## Goal of the exercise
Only the number is needed: how many lines of the records include "value"?

## Records provided
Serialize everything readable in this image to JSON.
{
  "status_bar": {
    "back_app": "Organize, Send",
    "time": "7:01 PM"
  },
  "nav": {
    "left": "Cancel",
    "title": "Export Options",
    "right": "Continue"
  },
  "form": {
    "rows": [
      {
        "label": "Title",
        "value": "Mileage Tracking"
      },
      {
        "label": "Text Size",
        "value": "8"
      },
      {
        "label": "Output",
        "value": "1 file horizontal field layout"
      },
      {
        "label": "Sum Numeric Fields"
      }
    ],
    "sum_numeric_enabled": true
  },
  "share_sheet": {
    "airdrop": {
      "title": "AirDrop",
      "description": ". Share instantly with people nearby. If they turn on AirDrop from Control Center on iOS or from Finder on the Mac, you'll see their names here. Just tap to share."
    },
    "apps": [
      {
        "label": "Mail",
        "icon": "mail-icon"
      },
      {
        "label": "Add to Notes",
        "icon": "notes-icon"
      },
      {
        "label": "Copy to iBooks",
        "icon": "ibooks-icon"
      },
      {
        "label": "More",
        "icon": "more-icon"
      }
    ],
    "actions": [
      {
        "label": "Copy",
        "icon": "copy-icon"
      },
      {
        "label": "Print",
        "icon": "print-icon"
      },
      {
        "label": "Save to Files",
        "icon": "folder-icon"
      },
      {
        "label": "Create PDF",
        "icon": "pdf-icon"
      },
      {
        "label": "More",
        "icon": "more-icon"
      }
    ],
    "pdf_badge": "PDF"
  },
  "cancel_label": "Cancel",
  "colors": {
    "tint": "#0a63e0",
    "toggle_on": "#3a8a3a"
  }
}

## Response
3